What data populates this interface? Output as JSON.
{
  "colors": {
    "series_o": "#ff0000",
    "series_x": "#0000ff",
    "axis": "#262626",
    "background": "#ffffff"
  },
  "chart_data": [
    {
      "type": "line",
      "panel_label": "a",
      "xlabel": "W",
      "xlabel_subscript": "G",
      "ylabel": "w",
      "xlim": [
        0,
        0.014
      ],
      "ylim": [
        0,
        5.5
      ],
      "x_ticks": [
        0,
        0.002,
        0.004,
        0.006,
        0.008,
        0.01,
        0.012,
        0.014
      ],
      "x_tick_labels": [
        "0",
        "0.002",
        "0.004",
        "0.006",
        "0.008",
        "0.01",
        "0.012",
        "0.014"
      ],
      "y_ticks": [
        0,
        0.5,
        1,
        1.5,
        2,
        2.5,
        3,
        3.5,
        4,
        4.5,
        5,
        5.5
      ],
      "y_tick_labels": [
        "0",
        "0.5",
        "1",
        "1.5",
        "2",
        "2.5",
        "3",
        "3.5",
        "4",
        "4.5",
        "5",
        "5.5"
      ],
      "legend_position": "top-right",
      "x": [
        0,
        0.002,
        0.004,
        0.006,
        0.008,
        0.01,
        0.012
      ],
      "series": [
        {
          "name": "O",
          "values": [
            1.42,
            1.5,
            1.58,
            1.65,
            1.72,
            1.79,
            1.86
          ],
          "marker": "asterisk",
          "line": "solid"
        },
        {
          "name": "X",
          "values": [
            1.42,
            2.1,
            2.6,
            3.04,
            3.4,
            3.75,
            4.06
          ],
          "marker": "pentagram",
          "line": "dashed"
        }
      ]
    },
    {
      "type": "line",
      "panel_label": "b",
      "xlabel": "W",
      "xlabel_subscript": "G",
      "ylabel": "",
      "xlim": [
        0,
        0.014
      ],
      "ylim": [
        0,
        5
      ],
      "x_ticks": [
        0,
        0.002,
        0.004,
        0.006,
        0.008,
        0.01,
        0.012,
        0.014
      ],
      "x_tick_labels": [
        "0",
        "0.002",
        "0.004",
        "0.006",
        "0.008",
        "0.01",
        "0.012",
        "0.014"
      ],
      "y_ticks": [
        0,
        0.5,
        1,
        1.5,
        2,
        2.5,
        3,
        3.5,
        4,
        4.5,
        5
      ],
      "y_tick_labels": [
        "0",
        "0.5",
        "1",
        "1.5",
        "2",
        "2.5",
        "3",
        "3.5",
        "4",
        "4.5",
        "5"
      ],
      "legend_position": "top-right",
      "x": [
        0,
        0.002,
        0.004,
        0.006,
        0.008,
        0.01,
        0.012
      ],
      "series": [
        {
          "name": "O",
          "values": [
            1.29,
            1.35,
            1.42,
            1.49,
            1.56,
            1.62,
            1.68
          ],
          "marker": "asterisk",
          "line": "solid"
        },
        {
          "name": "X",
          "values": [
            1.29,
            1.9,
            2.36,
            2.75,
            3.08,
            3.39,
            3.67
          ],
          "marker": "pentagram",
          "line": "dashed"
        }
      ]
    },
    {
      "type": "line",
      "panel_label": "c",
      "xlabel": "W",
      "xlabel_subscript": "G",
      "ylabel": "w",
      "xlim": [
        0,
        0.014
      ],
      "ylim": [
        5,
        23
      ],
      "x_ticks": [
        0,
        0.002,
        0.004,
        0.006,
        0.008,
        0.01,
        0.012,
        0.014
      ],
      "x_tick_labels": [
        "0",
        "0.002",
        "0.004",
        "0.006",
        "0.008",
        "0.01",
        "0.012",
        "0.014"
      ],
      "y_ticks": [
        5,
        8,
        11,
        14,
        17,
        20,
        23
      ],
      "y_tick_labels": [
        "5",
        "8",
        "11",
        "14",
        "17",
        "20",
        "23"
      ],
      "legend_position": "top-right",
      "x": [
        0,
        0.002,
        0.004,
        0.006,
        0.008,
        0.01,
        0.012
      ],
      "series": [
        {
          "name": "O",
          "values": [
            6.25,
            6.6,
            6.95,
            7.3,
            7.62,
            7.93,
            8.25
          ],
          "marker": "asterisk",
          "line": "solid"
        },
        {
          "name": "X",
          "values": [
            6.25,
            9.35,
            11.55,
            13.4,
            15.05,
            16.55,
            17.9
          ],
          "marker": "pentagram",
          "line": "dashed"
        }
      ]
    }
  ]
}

******************************

• _REQUEST_: Reproduce each record shown above without altering a single word.

• _TASK ANSWER_:
What data populates this interface? Output as JSON.
{
  "colors": {
    "series_o": "#ff0000",
    "series_x": "#0000ff",
    "axis": "#262626",
    "background": "#ffffff"
  },
  "chart_data": [
    {
      "type": "line",
      "panel_label": "a",
      "xlabel": "W",
      "xlabel_subscript": "G",
      "ylabel": "w",
      "xlim": [
        0,
        0.014
      ],
      "ylim": [
        0,
        5.5
      ],
      "x_ticks": [
        0,
        0.002,
        0.004,
        0.006,
        0.008,
        0.01,
        0.012,
        0.014
      ],
      "x_tick_labels": [
        "0",
        "0.002",
        "0.004",
        "0.006",
        "0.008",
        "0.01",
        "0.012",
        "0.014"
      ],
      "y_ticks": [
        0,
        0.5,
        1,
        1.5,
        2,
        2.5,
        3,
        3.5,
        4,
        4.5,
        5,
        5.5
      ],
      "y_tick_labels": [
        "0",
        "0.5",
        "1",
        "1.5",
        "2",
        "2.5",
        "3",
        "3.5",
        "4",
        "4.5",
        "5",
        "5.5"
      ],
      "legend_position": "top-right",
      "x": [
        0,
        0.002,
        0.004,
        0.006,
        0.008,
        0.01,
        0.012
      ],
      "series": [
        {
          "name": "O",
          "values": [
            1.42,
            1.5,
            1.58,
            1.65,
            1.72,
            1.79,
            1.86
          ],
          "marker": "asterisk",
          "line": "solid"
        },
        {
          "name": "X",
          "values": [
            1.42,
            2.1,
            2.6,
            3.04,
            3.4,
            3.75,
            4.06
          ],
          "marker": "pentagram",
          "line": "dashed"
        }
      ]
    },
    {
      "type": "line",
      "panel_label": "b",
      "xlabel": "W",
      "xlabel_subscript": "G",
      "ylabel": "",
      "xlim": [
        0,
        0.014
      ],
      "ylim": [
        0,
        5
      ],
      "x_ticks": [
        0,
        0.002,
        0.004,
        0.006,
        0.008,
        0.01,
        0.012,
        0.014
      ],
      "x_tick_labels": [
        "0",
        "0.002",
        "0.004",
        "0.006",
        "0.008",
        "0.01",
        "0.012",
        "0.014"
      ],
      "y_ticks": [
        0,
        0.5,
        1,
        1.5,
        2,
        2.5,
        3,
        3.5,
        4,
        4.5,
        5
      ],
      "y_tick_labels": [
        "0",
        "0.5",
        "1",
        "1.5",
        "2",
        "2.5",
        "3",
        "3.5",
        "4",
        "4.5",
        "5"
      ],
      "legend_position": "top-right",
      "x": [
        0,
        0.002,
        0.004,
        0.006,
        0.008,
        0.01,
        0.012
      ],
      "series": [
        {
          "name": "O",
          "values": [
            1.29,
            1.35,
            1.42,
            1.49,
            1.56,
            1.62,
            1.68
          ],
          "marker": "asterisk",
          "line": "solid"
        },
        {
          "name": "X",
          "values": [
            1.29,
            1.9,
            2.36,
            2.75,
            3.08,
            3.39,
            3.67
          ],
          "marker": "pentagram",
          "line": "dashed"
        }
      ]
    },
    {
      "type": "line",
      "panel_label": "c",
      "xlabel": "W",
      "xlabel_subscript": "G",
      "ylabel": "w",
      "xlim": [
        0,
        0.014
      ],
      "ylim": [
        5,
        23
      ],
      "x_ticks": [
        0,
        0.002,
        0.004,
        0.006,
        0.008,
        0.01,
        0.012,
        0.014
      ],
      "x_tick_labels": [
        "0",
        "0.002",
        "0.004",
        "0.006",
        "0.008",
        "0.01",
        "0.012",
        "0.014"
      ],
      "y_ticks": [
        5,
        8,
        11,
        14,
        17,
        20,
        23
      ],
      "y_tick_labels": [
        "5",
        "8",
        "11",
        "14",
        "17",
        "20",
        "23"
      ],
      "legend_position": "top-right",
      "x": [
        0,
        0.002,
        0.004,
        0.006,
        0.008,
        0.01,
        0.012
      ],
      "series": [
        {
          "name": "O",
          "values": [
            6.25,
            6.6,
            6.95,
            7.3,
            7.62,
            7.93,
            8.25
          ],
          "marker": "asterisk",
          "line": "solid"
        },
        {
          "name": "X",
          "values": [
            6.25,
            9.35,
            11.55,
            13.4,
            15.05,
            16.55,
            17.9
          ],
          "marker": "pentagram",
          "line": "dashed"
        }
      ]
    }
  ]
}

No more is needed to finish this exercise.